Data records:
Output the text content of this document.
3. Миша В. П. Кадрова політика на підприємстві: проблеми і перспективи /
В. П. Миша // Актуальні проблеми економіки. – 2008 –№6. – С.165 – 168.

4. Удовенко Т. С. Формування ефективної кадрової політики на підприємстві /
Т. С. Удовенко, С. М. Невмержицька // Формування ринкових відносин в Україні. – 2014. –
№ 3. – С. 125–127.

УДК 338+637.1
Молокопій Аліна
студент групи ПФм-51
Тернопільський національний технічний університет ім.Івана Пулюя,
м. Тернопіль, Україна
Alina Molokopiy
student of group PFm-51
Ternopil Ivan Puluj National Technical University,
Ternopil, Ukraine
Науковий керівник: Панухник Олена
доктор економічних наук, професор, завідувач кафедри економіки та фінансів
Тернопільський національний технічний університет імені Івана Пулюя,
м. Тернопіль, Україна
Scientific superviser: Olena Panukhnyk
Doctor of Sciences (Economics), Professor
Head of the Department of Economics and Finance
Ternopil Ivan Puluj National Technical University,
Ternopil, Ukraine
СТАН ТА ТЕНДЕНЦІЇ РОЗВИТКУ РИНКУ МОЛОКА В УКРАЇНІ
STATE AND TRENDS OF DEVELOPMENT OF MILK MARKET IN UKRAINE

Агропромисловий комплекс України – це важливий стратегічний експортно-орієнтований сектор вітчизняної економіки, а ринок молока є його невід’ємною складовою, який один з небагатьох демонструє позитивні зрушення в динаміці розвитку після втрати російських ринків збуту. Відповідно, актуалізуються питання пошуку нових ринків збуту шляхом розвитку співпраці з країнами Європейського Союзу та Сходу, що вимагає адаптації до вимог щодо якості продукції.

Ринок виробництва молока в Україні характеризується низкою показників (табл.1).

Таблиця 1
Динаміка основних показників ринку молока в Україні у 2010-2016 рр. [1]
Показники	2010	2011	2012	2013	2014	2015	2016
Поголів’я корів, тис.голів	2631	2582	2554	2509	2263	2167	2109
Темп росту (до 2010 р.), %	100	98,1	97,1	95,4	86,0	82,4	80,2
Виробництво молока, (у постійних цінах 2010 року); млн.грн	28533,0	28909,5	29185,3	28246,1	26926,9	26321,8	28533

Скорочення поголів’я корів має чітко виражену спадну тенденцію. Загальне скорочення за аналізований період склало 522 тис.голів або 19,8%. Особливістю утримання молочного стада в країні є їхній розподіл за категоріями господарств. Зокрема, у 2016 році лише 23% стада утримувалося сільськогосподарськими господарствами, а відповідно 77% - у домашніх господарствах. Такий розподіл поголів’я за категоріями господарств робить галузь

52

> _Given request_
Your answer should be a single number: the count of lines in the entries that contain the word "Миша".

> _Complete answer_
2